> _Available data_
[start]

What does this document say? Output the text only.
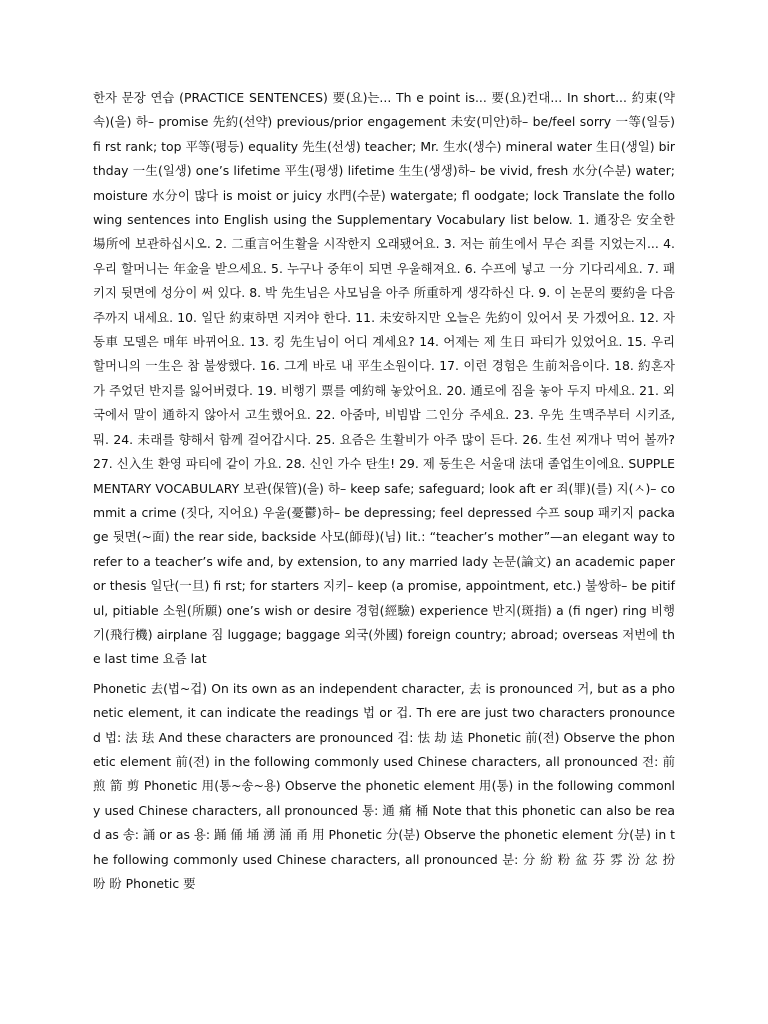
한자 문장 연습 (PRACTICE SENTENCES) 要(요)는... Th e point is... 要(요)컨대... In short... 約束(약속)(을) 하– promise 先約(선약) previous/prior engagement 未安(미안)하– be/feel sorry 一等(일등) fi rst rank; top 平等(평등) equality 先生(선생) teacher; Mr. 生水(생수) mineral water 生日(생일) birthday 一生(일생) one’s lifetime 平生(평생) lifetime 生生(생생)하– be vivid, fresh 水分(수분) water; moisture 水分이 많다 is moist or juicy 水門(수문) watergate; fl oodgate; lock Translate the following sentences into English using the Supplementary Vocabulary list below. 1. 通장은 安全한 場所에 보관하십시오. 2. 二重言어生활을 시작한지 오래됐어요. 3. 저는 前生에서 무슨 죄를 지었는지... 4. 우리 할머니는 年金을 받으세요. 5. 누구나 중年이 되면 우울해져요. 6. 수프에 넣고 一分 기다리세요. 7. 패키지 뒷면에 성分이 써 있다. 8. 박 先生님은 사모님을 아주 所重하게 생각하신 다. 9. 이 논문의 要約을 다음 주까지 내세요. 10. 일단 約束하면 지켜야 한다. 11. 未安하지만 오늘은 先約이 있어서 못 가겠어요. 12. 자동車 모델은 매年 바뀌어요. 13. 킹 先生님이 어디 계세요? 14. 어제는 제 生日 파티가 있었어요. 15. 우리 할머니의 一生은 참 불쌍했다. 16. 그게 바로 내 平生소원이다. 17. 이런 경험은 生前처음이다. 18. 約혼자가 주었던 반지를 잃어버렸다. 19. 비행기 票를 예約해 놓았어요. 20. 通로에 짐을 놓아 두지 마세요. 21. 외국에서 말이 通하지 않아서 고生했어요. 22. 아줌마, 비빔밥 二인分 주세요. 23. 우先 生맥주부터 시키죠, 뭐. 24. 未래를 향해서 함께 걸어갑시다. 25. 요즘은 生활비가 아주 많이 든다. 26. 生선 찌개나 먹어 볼까? 27. 신入生 환영 파티에 같이 가요. 28. 신인 가수 탄生! 29. 제 동生은 서울대 法대 졸업生이에요. SUPPLEMENTARY VOCABULARY 보관(保管)(을) 하– keep safe; safeguard; look aft er 죄(罪)(를) 지(ㅅ)– commit a crime (짓다, 지어요) 우울(憂鬱)하– be depressing; feel depressed 수프 soup 패키지 package 뒷면(~面) the rear side, backside 사모(師母)(님) lit.: “teacher’s mother”—an elegant way to refer to a teacher’s wife and, by extension, to any married lady 논문(論文) an academic paper or thesis 일단(一旦) fi rst; for starters 지키– keep (a promise, appointment, etc.) 불쌍하– be pitiful, pitiable 소원(所願) one’s wish or desire 경험(經驗) experience 반지(斑指) a (fi nger) ring 비행기(飛行機) airplane 짐 luggage; baggage 외국(外國) foreign country; abroad; overseas 저번에 the last time 요즘 lat

Phonetic 去(법~겁) On its own as an independent character, 去 is pronounced 거, but as a phonetic element, it can indicate the readings 법 or 겁. Th ere are just two characters pronounced 법: 法 珐 And these characters are pronounced 겁: 怯 劫 迲 Phonetic 前(전) Observe the phonetic element 前(전) in the following commonly used Chinese characters, all pronounced 전: 前 煎 箭 剪 Phonetic 用(통~송~용) Observe the phonetic element 用(통) in the following commonly used Chinese characters, all pronounced 통: 通 痛 桶 Note that this phonetic can also be read as 송: 誦 or as 용: 踊 俑 埇 湧 涌 甬 用 Phonetic 分(분) Observe the phonetic element 分(분) in the following commonly used Chinese characters, all pronounced 분: 分 紛 粉 盆 芬 雰 汾 忿 扮 吩 昐 Phonetic 要
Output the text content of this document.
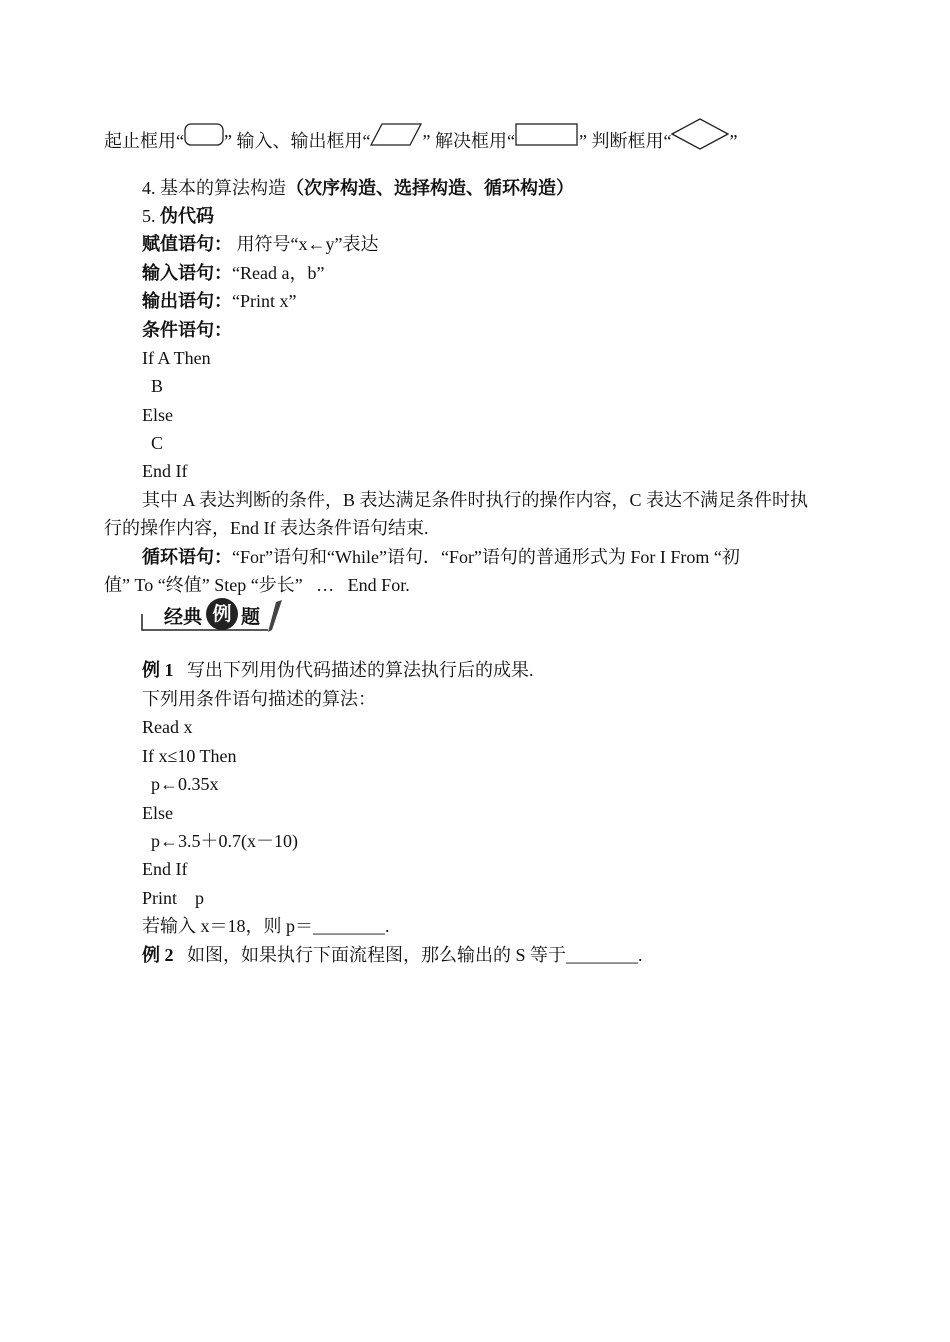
起止框用“ ” 输入、输出框用“	” 解决框用“	” 判断框用“	”
4. 基本的算法构造（次序构造、选择构造、循环构造）
5. 伪代码
赋值语句： 用符号“x←y”表达
输入语句：“Read a，b”
输出语句：“Print x”
条件语句：
If A Then
B
Else
C
End If
其中 A 表达判断的条件，B 表达满足条件时执行的操作内容，C 表达不满足条件时执
行的操作内容，End If 表达条件语句结束.
循环语句：“For”语句和“While”语句．“For”语句的普通形式为 For I From “初
值” To “终值” Step “步长”   …   End For.
经典 例 题
例 1   写出下列用伪代码描述的算法执行后的成果.
下列用条件语句描述的算法：
Read x
If x≤10 Then
p←0.35x
Else
p←3.5＋0.7(x－10)
End If
Print    p
若输入 x＝18，则 p＝________.
例 2   如图，如果执行下面流程图，那么输出的 S 等于________.
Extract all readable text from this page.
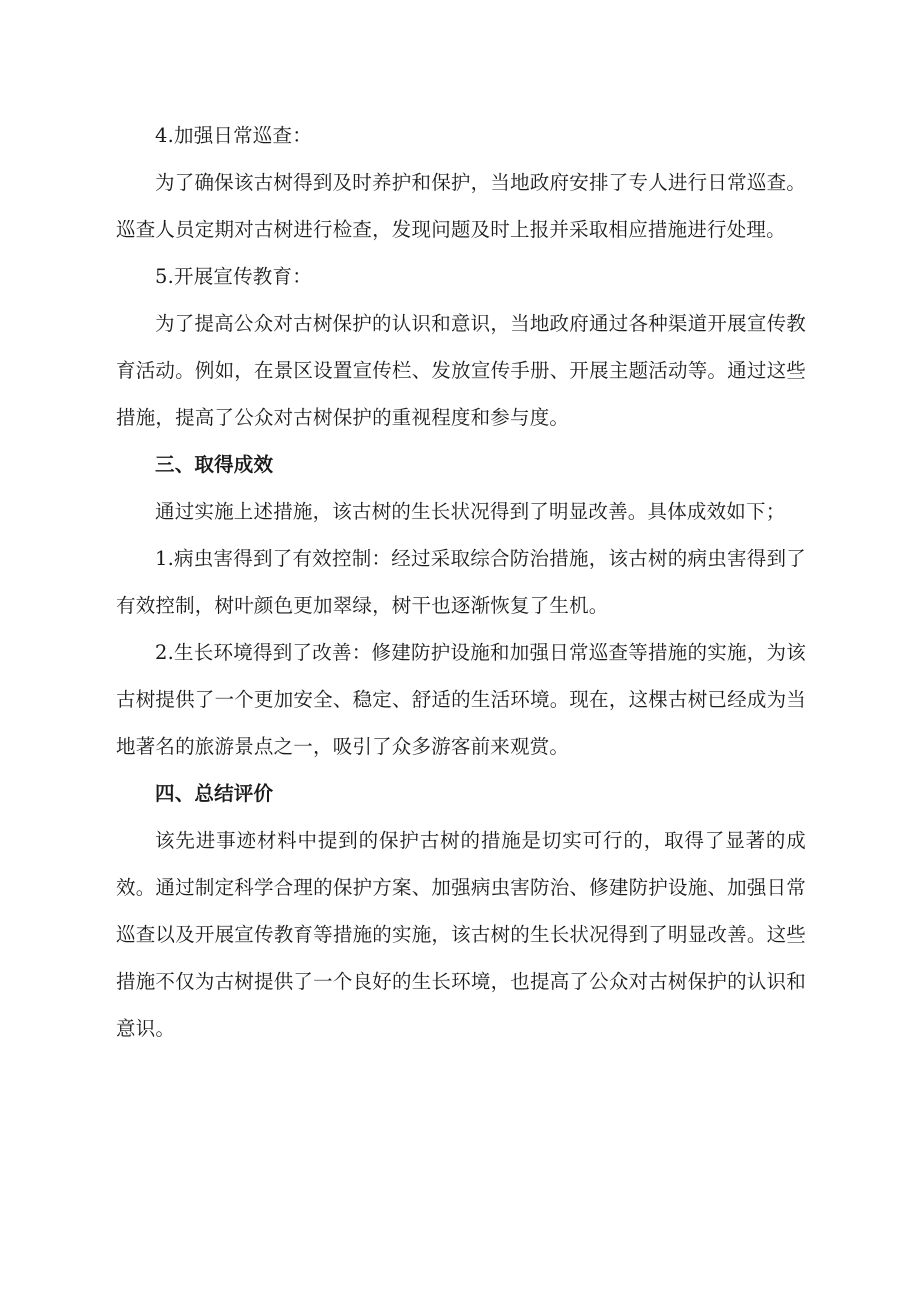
4.加强日常巡查：

为了确保该古树得到及时养护和保护，当地政府安排了专人进行日常巡查。巡查人员定期对古树进行检查，发现问题及时上报并采取相应措施进行处理。

5.开展宣传教育：

为了提高公众对古树保护的认识和意识，当地政府通过各种渠道开展宣传教育活动。例如，在景区设置宣传栏、发放宣传手册、开展主题活动等。通过这些措施，提高了公众对古树保护的重视程度和参与度。

三、取得成效

通过实施上述措施，该古树的生长状况得到了明显改善。具体成效如下；

1.病虫害得到了有效控制：经过采取综合防治措施，该古树的病虫害得到了有效控制，树叶颜色更加翠绿，树干也逐渐恢复了生机。

2.生长环境得到了改善：修建防护设施和加强日常巡查等措施的实施，为该古树提供了一个更加安全、稳定、舒适的生活环境。现在，这棵古树已经成为当地著名的旅游景点之一，吸引了众多游客前来观赏。

四、总结评价

该先进事迹材料中提到的保护古树的措施是切实可行的，取得了显著的成效。通过制定科学合理的保护方案、加强病虫害防治、修建防护设施、加强日常巡查以及开展宣传教育等措施的实施，该古树的生长状况得到了明显改善。这些措施不仅为古树提供了一个良好的生长环境，也提高了公众对古树保护的认识和意识。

[end]

Repeat each record exactly as shown above, dropping all images.

What does this document say? Output the text only.
한자 문장 연습 (PRACTICE SENTENCES) 要(요)는... Th e point is... 要(요)컨대... In short... 約束(약속)(을) 하– promise 先約(선약) previous/prior engagement 未安(미안)하– be/feel sorry 一等(일등) fi rst rank; top 平等(평등) equality 先生(선생) teacher; Mr. 生水(생수) mineral water 生日(생일) birthday 一生(일생) one’s lifetime 平生(평생) lifetime 生生(생생)하– be vivid, fresh 水分(수분) water; moisture 水分이 많다 is moist or juicy 水門(수문) watergate; fl oodgate; lock Translate the following sentences into English using the Supplementary Vocabulary list below. 1. 通장은 安全한 場所에 보관하십시오. 2. 二重言어生활을 시작한지 오래됐어요. 3. 저는 前生에서 무슨 죄를 지었는지... 4. 우리 할머니는 年金을 받으세요. 5. 누구나 중年이 되면 우울해져요. 6. 수프에 넣고 一分 기다리세요. 7. 패키지 뒷면에 성分이 써 있다. 8. 박 先生님은 사모님을 아주 所重하게 생각하신 다. 9. 이 논문의 要約을 다음 주까지 내세요. 10. 일단 約束하면 지켜야 한다. 11. 未安하지만 오늘은 先約이 있어서 못 가겠어요. 12. 자동車 모델은 매年 바뀌어요. 13. 킹 先生님이 어디 계세요? 14. 어제는 제 生日 파티가 있었어요. 15. 우리 할머니의 一生은 참 불쌍했다. 16. 그게 바로 내 平生소원이다. 17. 이런 경험은 生前처음이다. 18. 約혼자가 주었던 반지를 잃어버렸다. 19. 비행기 票를 예約해 놓았어요. 20. 通로에 짐을 놓아 두지 마세요. 21. 외국에서 말이 通하지 않아서 고生했어요. 22. 아줌마, 비빔밥 二인分 주세요. 23. 우先 生맥주부터 시키죠, 뭐. 24. 未래를 향해서 함께 걸어갑시다. 25. 요즘은 生활비가 아주 많이 든다. 26. 生선 찌개나 먹어 볼까? 27. 신入生 환영 파티에 같이 가요. 28. 신인 가수 탄生! 29. 제 동生은 서울대 法대 졸업生이에요. SUPPLEMENTARY VOCABULARY 보관(保管)(을) 하– keep safe; safeguard; look aft er 죄(罪)(를) 지(ㅅ)– commit a crime (짓다, 지어요) 우울(憂鬱)하– be depressing; feel depressed 수프 soup 패키지 package 뒷면(~面) the rear side, backside 사모(師母)(님) lit.: “teacher’s mother”—an elegant way to refer to a teacher’s wife and, by extension, to any married lady 논문(論文) an academic paper or thesis 일단(一旦) fi rst; for starters 지키– keep (a promise, appointment, etc.) 불쌍하– be pitiful, pitiable 소원(所願) one’s wish or desire 경험(經驗) experience 반지(斑指) a (fi nger) ring 비행기(飛行機) airplane 짐 luggage; baggage 외국(外國) foreign country; abroad; overseas 저번에 the last time 요즘 lat

Phonetic 去(법~겁) On its own as an independent character, 去 is pronounced 거, but as a phonetic element, it can indicate the readings 법 or 겁. Th ere are just two characters pronounced 법: 法 珐 And these characters are pronounced 겁: 怯 劫 迲 Phonetic 前(전) Observe the phonetic element 前(전) in the following commonly used Chinese characters, all pronounced 전: 前 煎 箭 剪 Phonetic 用(통~송~용) Observe the phonetic element 用(통) in the following commonly used Chinese characters, all pronounced 통: 通 痛 桶 Note that this phonetic can also be read as 송: 誦 or as 용: 踊 俑 埇 湧 涌 甬 用 Phonetic 分(분) Observe the phonetic element 分(분) in the following commonly used Chinese characters, all pronounced 분: 分 紛 粉 盆 芬 雰 汾 忿 扮 吩 昐 Phonetic 要
Output the text content of this document.
起止框用“ ” 输入、输出框用“	” 解决框用“	” 判断框用“	”
4. 基本的算法构造（次序构造、选择构造、循环构造）
5. 伪代码
赋值语句： 用符号“x←y”表达
输入语句：“Read a，b”
输出语句：“Print x”
条件语句：
If A Then
B
Else
C
End If
其中 A 表达判断的条件，B 表达满足条件时执行的操作内容，C 表达不满足条件时执
行的操作内容，End If 表达条件语句结束.
循环语句：“For”语句和“While”语句．“For”语句的普通形式为 For I From “初
值” To “终值” Step “步长”   …   End For.
经典 例 题
例 1   写出下列用伪代码描述的算法执行后的成果.
下列用条件语句描述的算法：
Read x
If x≤10 Then
p←0.35x
Else
p←3.5＋0.7(x－10)
End If
Print    p
若输入 x＝18，则 p＝________.
例 2   如图，如果执行下面流程图，那么输出的 S 等于________.
Extract all readable text from this page.
4.加强日常巡查：

为了确保该古树得到及时养护和保护，当地政府安排了专人进行日常巡查。巡查人员定期对古树进行检查，发现问题及时上报并采取相应措施进行处理。

5.开展宣传教育：

为了提高公众对古树保护的认识和意识，当地政府通过各种渠道开展宣传教育活动。例如，在景区设置宣传栏、发放宣传手册、开展主题活动等。通过这些措施，提高了公众对古树保护的重视程度和参与度。

三、取得成效

通过实施上述措施，该古树的生长状况得到了明显改善。具体成效如下；

1.病虫害得到了有效控制：经过采取综合防治措施，该古树的病虫害得到了有效控制，树叶颜色更加翠绿，树干也逐渐恢复了生机。

2.生长环境得到了改善：修建防护设施和加强日常巡查等措施的实施，为该古树提供了一个更加安全、稳定、舒适的生活环境。现在，这棵古树已经成为当地著名的旅游景点之一，吸引了众多游客前来观赏。

四、总结评价

该先进事迹材料中提到的保护古树的措施是切实可行的，取得了显著的成效。通过制定科学合理的保护方案、加强病虫害防治、修建防护设施、加强日常巡查以及开展宣传教育等措施的实施，该古树的生长状况得到了明显改善。这些措施不仅为古树提供了一个良好的生长环境，也提高了公众对古树保护的认识和意识。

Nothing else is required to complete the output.